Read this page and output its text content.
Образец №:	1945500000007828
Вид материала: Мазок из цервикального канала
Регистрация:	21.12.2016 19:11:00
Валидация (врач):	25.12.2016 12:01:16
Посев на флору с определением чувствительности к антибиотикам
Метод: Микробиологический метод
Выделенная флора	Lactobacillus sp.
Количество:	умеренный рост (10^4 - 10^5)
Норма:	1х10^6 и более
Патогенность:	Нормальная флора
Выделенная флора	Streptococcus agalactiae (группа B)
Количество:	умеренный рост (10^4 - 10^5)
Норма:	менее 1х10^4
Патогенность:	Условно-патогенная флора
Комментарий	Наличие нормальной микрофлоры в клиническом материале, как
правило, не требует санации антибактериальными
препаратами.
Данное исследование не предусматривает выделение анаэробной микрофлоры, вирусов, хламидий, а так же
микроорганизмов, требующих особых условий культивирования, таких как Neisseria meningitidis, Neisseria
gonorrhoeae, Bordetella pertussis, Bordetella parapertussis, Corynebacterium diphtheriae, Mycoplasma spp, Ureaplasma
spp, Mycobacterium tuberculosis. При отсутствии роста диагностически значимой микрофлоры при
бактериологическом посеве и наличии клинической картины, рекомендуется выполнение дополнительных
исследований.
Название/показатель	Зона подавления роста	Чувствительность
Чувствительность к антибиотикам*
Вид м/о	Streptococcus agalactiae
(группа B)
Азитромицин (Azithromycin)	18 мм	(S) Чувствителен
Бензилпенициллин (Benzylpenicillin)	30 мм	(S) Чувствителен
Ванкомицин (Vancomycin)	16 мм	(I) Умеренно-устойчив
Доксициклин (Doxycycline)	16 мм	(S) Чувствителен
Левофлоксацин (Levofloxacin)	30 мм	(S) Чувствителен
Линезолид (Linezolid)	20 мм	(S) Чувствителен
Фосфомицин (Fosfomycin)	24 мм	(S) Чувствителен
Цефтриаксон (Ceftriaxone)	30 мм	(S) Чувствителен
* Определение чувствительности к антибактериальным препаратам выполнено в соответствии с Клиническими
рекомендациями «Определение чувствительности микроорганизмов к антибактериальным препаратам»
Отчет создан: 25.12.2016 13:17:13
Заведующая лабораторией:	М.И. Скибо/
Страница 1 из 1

#####

• Exercise brief:
Return all the data above, unaltered and complete.

• Problem solution:
Read this page and output its text content.
Образец №:	1945500000007828
Вид материала: Мазок из цервикального канала
Регистрация:	21.12.2016 19:11:00
Валидация (врач):	25.12.2016 12:01:16
Посев на флору с определением чувствительности к антибиотикам
Метод: Микробиологический метод
Выделенная флора	Lactobacillus sp.
Количество:	умеренный рост (10^4 - 10^5)
Норма:	1х10^6 и более
Патогенность:	Нормальная флора
Выделенная флора	Streptococcus agalactiae (группа B)
Количество:	умеренный рост (10^4 - 10^5)
Норма:	менее 1х10^4
Патогенность:	Условно-патогенная флора
Комментарий	Наличие нормальной микрофлоры в клиническом материале, как
правило, не требует санации антибактериальными
препаратами.
Данное исследование не предусматривает выделение анаэробной микрофлоры, вирусов, хламидий, а так же
микроорганизмов, требующих особых условий культивирования, таких как Neisseria meningitidis, Neisseria
gonorrhoeae, Bordetella pertussis, Bordetella parapertussis, Corynebacterium diphtheriae, Mycoplasma spp, Ureaplasma
spp, Mycobacterium tuberculosis. При отсутствии роста диагностически значимой микрофлоры при
бактериологическом посеве и наличии клинической картины, рекомендуется выполнение дополнительных
исследований.
Название/показатель	Зона подавления роста	Чувствительность
Чувствительность к антибиотикам*
Вид м/о	Streptococcus agalactiae
(группа B)
Азитромицин (Azithromycin)	18 мм	(S) Чувствителен
Бензилпенициллин (Benzylpenicillin)	30 мм	(S) Чувствителен
Ванкомицин (Vancomycin)	16 мм	(I) Умеренно-устойчив
Доксициклин (Doxycycline)	16 мм	(S) Чувствителен
Левофлоксацин (Levofloxacin)	30 мм	(S) Чувствителен
Линезолид (Linezolid)	20 мм	(S) Чувствителен
Фосфомицин (Fosfomycin)	24 мм	(S) Чувствителен
Цефтриаксон (Ceftriaxone)	30 мм	(S) Чувствителен
* Определение чувствительности к антибактериальным препаратам выполнено в соответствии с Клиническими
рекомендациями «Определение чувствительности микроорганизмов к антибактериальным препаратам»
Отчет создан: 25.12.2016 13:17:13
Заведующая лабораторией:	М.И. Скибо/
Страница 1 из 1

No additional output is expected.